Element box data:
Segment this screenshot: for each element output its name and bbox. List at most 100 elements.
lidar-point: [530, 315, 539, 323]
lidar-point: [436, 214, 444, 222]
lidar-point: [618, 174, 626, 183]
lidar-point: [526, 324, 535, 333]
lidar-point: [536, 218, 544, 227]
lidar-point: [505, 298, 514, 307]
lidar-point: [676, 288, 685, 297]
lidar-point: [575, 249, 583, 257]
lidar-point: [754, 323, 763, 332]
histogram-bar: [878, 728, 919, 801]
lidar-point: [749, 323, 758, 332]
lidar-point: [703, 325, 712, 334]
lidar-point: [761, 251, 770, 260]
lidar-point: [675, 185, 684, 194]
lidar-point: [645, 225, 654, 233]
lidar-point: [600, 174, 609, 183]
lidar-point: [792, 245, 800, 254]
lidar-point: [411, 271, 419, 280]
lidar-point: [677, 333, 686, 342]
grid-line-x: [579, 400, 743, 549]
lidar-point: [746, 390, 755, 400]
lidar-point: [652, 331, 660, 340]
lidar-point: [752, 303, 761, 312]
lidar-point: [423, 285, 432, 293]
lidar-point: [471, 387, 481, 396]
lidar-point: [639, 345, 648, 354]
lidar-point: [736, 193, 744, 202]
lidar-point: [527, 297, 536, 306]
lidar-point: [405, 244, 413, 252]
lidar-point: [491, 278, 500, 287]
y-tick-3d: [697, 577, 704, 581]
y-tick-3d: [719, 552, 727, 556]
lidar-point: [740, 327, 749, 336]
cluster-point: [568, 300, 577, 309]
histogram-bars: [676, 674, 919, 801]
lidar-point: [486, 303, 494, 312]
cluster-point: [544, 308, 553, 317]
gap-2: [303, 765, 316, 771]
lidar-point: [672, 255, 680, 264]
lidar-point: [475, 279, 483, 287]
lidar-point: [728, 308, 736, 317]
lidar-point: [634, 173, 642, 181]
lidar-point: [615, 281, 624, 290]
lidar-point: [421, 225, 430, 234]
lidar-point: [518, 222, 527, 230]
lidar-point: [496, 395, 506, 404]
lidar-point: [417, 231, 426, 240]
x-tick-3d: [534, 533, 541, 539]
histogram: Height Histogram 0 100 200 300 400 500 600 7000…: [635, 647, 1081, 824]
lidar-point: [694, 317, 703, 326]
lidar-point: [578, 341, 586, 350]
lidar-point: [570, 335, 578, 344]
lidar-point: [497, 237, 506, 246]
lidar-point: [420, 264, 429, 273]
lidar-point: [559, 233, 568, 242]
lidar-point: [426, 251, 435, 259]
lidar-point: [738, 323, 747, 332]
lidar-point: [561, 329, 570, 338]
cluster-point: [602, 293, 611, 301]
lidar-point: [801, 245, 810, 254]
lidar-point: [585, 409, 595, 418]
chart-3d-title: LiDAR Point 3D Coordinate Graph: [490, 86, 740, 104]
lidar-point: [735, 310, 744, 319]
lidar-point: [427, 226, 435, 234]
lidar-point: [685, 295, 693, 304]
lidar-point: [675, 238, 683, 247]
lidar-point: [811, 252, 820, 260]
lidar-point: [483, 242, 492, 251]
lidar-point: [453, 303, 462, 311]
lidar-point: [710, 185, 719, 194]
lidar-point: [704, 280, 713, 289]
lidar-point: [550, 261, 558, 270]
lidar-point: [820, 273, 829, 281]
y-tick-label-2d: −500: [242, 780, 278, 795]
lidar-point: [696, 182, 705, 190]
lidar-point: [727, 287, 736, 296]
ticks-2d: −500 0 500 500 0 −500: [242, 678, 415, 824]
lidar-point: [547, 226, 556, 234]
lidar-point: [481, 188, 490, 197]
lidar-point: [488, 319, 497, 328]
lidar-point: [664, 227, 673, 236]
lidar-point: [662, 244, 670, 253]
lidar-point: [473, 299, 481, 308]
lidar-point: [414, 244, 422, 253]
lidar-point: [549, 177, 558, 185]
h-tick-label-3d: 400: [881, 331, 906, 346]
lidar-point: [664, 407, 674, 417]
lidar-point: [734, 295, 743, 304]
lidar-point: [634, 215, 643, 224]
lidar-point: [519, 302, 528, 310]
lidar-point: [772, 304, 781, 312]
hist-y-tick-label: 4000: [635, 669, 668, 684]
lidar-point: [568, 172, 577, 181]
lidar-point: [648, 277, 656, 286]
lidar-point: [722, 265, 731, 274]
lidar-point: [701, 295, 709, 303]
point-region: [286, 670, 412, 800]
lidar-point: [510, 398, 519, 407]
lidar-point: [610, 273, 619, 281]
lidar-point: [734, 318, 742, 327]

▶ **TASK BRIEF**:
Pull out every line of the data above that contains the string "histogram". Case counts.

▶ **ANSWER TO THE TASK**:
histogram-bar: [878, 728, 919, 801]
histogram-bars: [676, 674, 919, 801]
histogram: Height Histogram 0 100 200 300 400 500 600 7000…: [635, 647, 1081, 824]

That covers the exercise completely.